INSTRUCTIONS TO FOLLOW: Update the lines from the beginning through the line containing "next-comment-author[interactable]: @anddy_daisy [84,542,265,560]" by changing "thumbs-up-icon" to "like-icon" and keeping everything else the same. Return only those lines.

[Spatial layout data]
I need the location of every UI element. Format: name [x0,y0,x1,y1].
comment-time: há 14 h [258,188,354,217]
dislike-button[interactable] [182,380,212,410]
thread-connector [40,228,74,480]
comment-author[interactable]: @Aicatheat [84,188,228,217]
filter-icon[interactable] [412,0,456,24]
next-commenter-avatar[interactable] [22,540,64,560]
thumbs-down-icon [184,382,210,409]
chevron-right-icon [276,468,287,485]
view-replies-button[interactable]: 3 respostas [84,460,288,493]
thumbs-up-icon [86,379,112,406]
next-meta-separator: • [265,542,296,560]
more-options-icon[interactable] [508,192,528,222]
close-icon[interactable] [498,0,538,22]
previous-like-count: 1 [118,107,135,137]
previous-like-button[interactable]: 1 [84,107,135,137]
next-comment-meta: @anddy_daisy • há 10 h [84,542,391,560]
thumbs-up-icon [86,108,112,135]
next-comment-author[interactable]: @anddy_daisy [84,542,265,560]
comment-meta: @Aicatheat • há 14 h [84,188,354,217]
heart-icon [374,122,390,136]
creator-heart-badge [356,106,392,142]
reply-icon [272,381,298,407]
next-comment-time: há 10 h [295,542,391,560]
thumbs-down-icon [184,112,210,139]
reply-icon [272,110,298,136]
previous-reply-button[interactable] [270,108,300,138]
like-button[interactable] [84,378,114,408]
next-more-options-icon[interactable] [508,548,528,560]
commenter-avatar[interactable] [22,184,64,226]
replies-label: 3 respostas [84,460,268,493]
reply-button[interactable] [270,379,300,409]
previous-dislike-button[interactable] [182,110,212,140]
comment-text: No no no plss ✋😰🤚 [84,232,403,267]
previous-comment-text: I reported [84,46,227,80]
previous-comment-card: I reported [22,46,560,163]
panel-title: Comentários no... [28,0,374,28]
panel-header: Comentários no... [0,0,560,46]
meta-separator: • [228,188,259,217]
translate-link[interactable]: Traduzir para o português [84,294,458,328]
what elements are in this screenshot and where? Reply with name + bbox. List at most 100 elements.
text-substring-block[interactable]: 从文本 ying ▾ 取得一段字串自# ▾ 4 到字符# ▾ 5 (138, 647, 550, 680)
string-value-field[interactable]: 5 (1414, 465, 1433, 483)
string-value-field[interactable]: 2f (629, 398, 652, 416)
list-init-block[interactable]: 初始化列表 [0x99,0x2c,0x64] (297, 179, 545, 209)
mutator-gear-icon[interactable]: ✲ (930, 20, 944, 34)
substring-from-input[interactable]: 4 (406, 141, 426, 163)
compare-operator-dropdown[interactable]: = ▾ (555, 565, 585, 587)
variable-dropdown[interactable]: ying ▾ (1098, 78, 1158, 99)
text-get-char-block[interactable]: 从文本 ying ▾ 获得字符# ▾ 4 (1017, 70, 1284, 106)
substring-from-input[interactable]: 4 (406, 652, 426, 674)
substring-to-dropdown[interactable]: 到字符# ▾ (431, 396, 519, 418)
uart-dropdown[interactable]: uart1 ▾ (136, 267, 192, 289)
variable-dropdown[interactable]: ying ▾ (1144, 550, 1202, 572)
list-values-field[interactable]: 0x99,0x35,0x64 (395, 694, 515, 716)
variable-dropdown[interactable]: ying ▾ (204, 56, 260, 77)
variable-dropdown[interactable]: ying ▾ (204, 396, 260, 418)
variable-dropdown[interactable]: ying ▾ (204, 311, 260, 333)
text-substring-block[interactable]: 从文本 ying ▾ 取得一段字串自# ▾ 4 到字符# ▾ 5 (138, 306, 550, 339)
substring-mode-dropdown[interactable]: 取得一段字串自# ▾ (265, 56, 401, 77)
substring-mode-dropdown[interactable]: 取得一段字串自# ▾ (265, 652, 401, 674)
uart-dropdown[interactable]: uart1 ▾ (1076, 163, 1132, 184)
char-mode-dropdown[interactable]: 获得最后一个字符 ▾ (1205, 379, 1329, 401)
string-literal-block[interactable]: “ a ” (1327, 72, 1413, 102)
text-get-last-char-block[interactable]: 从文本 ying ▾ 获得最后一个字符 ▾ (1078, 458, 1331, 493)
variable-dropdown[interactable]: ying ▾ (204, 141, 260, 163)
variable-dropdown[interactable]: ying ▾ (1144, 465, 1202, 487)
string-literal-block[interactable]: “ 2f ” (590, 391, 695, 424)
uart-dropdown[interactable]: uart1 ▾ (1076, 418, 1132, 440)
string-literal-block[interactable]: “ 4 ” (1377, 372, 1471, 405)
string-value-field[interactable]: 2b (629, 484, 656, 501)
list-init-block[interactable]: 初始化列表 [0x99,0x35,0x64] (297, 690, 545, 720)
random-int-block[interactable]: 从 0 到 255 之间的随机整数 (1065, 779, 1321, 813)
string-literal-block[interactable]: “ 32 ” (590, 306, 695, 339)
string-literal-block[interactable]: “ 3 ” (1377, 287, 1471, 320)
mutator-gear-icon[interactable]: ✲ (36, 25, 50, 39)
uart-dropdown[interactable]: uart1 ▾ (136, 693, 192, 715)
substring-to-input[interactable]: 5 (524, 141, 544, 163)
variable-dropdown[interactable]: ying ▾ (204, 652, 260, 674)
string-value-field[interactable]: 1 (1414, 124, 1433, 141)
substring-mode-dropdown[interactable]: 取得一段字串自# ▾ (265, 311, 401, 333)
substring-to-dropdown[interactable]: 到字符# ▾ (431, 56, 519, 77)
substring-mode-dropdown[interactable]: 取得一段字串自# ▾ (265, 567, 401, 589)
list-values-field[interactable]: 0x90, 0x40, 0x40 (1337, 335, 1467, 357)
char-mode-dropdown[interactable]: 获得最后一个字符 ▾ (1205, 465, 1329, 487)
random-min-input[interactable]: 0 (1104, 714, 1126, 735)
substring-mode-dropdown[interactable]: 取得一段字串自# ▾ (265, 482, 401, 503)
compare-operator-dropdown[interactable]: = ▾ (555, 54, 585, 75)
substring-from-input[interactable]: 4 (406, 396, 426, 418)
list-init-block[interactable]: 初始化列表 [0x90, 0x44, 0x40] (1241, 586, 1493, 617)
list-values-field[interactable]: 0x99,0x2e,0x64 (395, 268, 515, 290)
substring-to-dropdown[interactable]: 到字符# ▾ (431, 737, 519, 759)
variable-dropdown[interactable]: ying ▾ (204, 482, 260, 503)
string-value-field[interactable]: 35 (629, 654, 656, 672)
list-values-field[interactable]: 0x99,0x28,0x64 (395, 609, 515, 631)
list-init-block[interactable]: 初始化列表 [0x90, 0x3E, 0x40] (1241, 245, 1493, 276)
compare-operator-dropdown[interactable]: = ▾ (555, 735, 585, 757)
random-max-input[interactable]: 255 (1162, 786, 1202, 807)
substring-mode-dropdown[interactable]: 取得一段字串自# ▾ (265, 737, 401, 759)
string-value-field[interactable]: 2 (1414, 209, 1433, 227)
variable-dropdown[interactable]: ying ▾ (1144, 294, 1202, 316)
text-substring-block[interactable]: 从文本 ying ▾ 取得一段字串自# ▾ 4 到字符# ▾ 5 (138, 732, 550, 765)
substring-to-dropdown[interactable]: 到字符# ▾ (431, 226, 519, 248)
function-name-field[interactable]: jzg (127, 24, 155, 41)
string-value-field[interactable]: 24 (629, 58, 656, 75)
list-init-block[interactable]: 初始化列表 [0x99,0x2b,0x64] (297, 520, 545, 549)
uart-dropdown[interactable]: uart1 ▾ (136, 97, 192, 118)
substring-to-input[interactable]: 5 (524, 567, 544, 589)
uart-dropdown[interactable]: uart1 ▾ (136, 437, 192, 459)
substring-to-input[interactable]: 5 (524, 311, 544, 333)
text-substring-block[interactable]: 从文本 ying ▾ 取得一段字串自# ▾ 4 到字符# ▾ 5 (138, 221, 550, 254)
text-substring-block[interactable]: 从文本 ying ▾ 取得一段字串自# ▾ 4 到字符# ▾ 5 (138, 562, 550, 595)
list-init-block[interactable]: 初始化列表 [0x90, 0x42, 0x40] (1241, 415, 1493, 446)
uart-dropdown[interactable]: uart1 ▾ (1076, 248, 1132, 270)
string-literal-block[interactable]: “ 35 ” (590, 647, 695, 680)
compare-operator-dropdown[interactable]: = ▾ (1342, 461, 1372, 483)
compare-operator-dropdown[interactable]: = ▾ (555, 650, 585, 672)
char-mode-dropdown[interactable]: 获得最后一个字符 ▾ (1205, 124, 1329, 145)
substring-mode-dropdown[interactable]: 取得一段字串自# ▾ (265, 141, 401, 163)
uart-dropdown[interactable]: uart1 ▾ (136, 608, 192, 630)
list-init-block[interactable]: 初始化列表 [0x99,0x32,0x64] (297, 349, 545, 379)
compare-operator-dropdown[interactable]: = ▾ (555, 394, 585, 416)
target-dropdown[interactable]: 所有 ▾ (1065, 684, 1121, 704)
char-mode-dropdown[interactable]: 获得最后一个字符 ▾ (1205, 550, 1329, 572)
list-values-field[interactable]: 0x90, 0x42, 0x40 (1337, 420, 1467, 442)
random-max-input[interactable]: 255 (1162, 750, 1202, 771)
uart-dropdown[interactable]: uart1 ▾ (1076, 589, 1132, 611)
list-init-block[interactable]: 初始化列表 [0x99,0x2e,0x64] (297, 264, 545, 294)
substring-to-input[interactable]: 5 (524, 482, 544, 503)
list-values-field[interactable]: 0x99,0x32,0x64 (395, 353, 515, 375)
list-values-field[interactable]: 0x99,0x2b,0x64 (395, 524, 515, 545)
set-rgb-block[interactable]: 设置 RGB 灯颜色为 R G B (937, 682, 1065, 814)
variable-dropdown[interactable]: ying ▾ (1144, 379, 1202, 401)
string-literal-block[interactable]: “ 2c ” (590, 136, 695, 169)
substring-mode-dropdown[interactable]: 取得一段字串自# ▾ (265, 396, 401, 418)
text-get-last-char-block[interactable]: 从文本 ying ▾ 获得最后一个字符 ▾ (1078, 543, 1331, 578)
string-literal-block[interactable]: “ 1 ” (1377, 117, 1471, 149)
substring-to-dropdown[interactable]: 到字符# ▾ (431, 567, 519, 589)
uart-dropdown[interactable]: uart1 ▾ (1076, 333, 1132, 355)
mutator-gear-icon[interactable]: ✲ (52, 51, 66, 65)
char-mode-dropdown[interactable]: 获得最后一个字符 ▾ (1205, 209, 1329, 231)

RESULT BELOW:
I need the location of every UI element. Format: name [x0,y0,x1,y1].
comment-time: há 14 h [258,188,354,217]
dislike-button[interactable] [182,380,212,410]
thread-connector [40,228,74,480]
comment-author[interactable]: @Aicatheat [84,188,228,217]
filter-icon[interactable] [412,0,456,24]
next-commenter-avatar[interactable] [22,540,64,560]
thumbs-down-icon [184,382,210,409]
chevron-right-icon [276,468,287,485]
view-replies-button[interactable]: 3 respostas [84,460,288,493]
like-icon [86,379,112,406]
next-meta-separator: • [265,542,296,560]
more-options-icon[interactable] [508,192,528,222]
close-icon[interactable] [498,0,538,22]
previous-like-count: 1 [118,107,135,137]
previous-like-button[interactable]: 1 [84,107,135,137]
next-comment-meta: @anddy_daisy • há 10 h [84,542,391,560]
like-icon [86,108,112,135]
next-comment-author[interactable]: @anddy_daisy [84,542,265,560]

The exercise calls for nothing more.